Task details
Go through the records below and copy out every line holding "Rhizopoda".

*****

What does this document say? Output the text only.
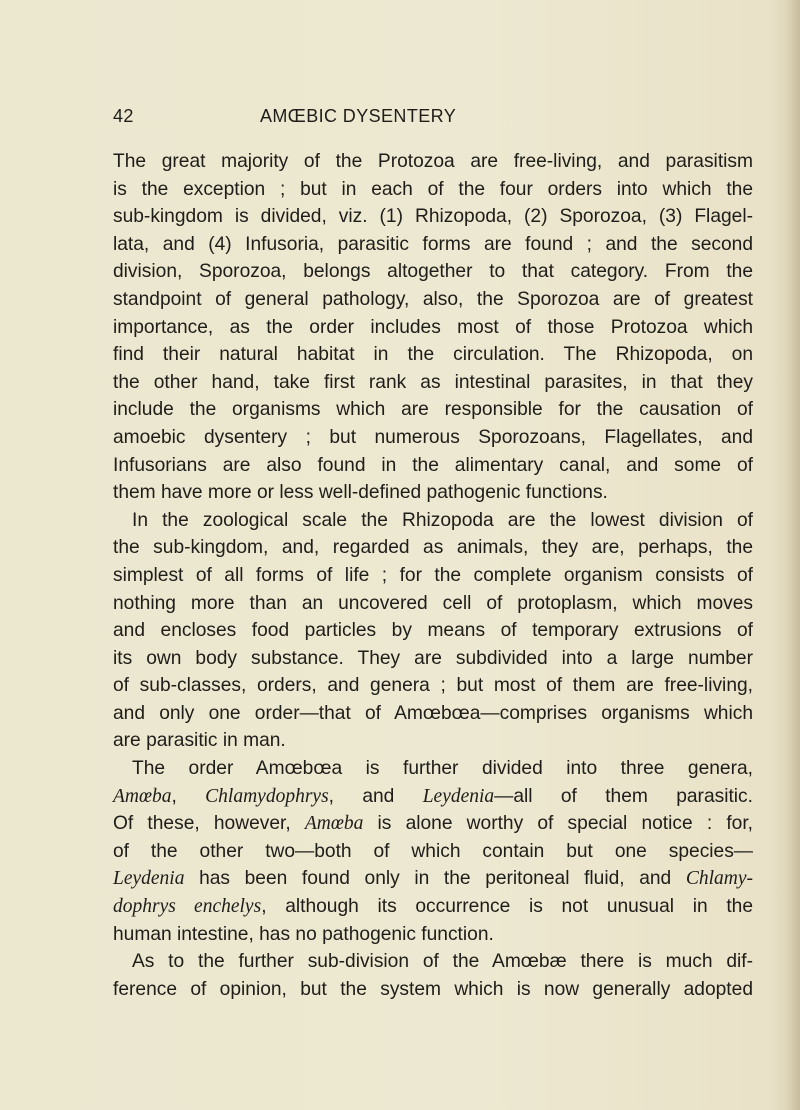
42	AMŒBIC DYSENTERY
The great majority of the Protozoa are free-living, and parasitism
is the exception ; but in each of the four orders into which the
sub-kingdom is divided, viz. (1) Rhizopoda, (2) Sporozoa, (3) Flagel-
lata, and (4) Infusoria, parasitic forms are found ; and the second
division, Sporozoa, belongs altogether to that category. From the
standpoint of general pathology, also, the Sporozoa are of greatest
importance, as the order includes most of those Protozoa which
find their natural habitat in the circulation. The Rhizopoda, on
the other hand, take first rank as intestinal parasites, in that they
include the organisms which are responsible for the causation of
amoebic dysentery ; but numerous Sporozoans, Flagellates, and
Infusorians are also found in the alimentary canal, and some of
them have more or less well-defined pathogenic functions.
In the zoological scale the Rhizopoda are the lowest division of
the sub-kingdom, and, regarded as animals, they are, perhaps, the
simplest of all forms of life ; for the complete organism consists of
nothing more than an uncovered cell of protoplasm, which moves
and encloses food particles by means of temporary extrusions of
its own body substance. They are subdivided into a large number
of sub-classes, orders, and genera ; but most of them are free-living,
and only one order—that of Amœbœa—comprises organisms which
are parasitic in man.
The order Amœbœa is further divided into three genera,
Amœba, Chlamydophrys, and Leydenia—all of them parasitic.
Of these, however, Amœba is alone worthy of special notice : for,
of the other two—both of which contain but one species—
Leydenia has been found only in the peritoneal fluid, and Chlamy-
dophrys enchelys, although its occurrence is not unusual in the
human intestine, has no pathogenic function.
As to the further sub-division of the Amœbæ there is much dif-
ference of opinion, but the system which is now generally adopted
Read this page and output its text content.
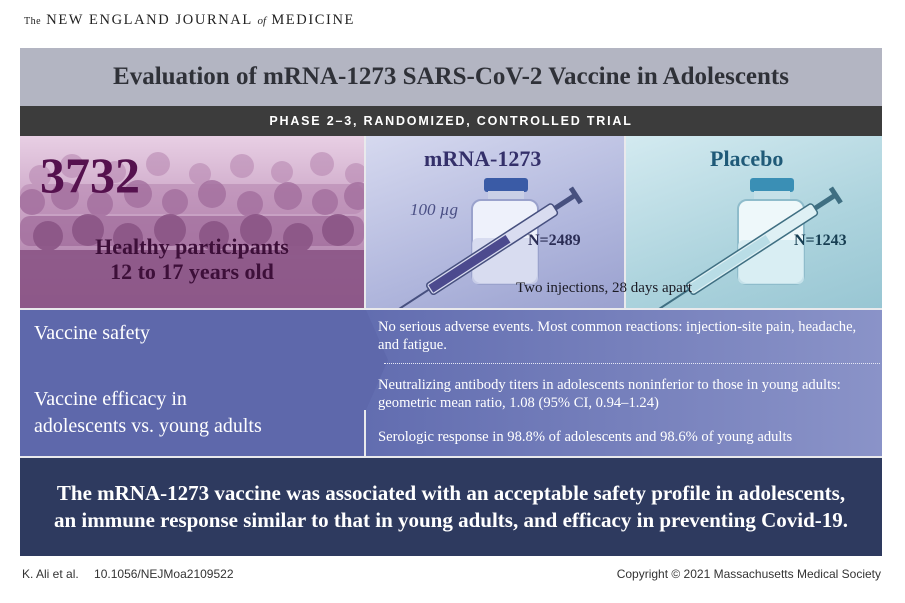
The NEW ENGLAND JOURNAL of MEDICINE
Evaluation of mRNA-1273 SARS-CoV-2 Vaccine in Adolescents
PHASE 2–3, RANDOMIZED, CONTROLLED TRIAL
3732
Healthy participants
12 to 17 years old
mRNA-1273
100 µg
N=2489
Placebo
N=1243
Two injections, 28 days apart
Vaccine safety
Vaccine efficacy in
adolescents vs. young adults
No serious adverse events. Most common reactions: injection-site pain, headache, and fatigue.
Neutralizing antibody titers in adolescents noninferior to those in young adults: geometric mean ratio, 1.08 (95% CI, 0.94–1.24)
Serologic response in 98.8% of adolescents and 98.6% of young adults
The mRNA-1273 vaccine was associated with an acceptable safety profile in adolescents,
an immune response similar to that in young adults, and efficacy in preventing Covid-19.
K. Ali et al. 10.1056/NEJMoa2109522	Copyright © 2021 Massachusetts Medical Society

*****

Answer to this problem
sub-kingdom is divided, viz. (1) Rhizopoda, (2) Sporozoa, (3) Flagel-
find their natural habitat in the circulation. The Rhizopoda, on
In the zoological scale the Rhizopoda are the lowest division of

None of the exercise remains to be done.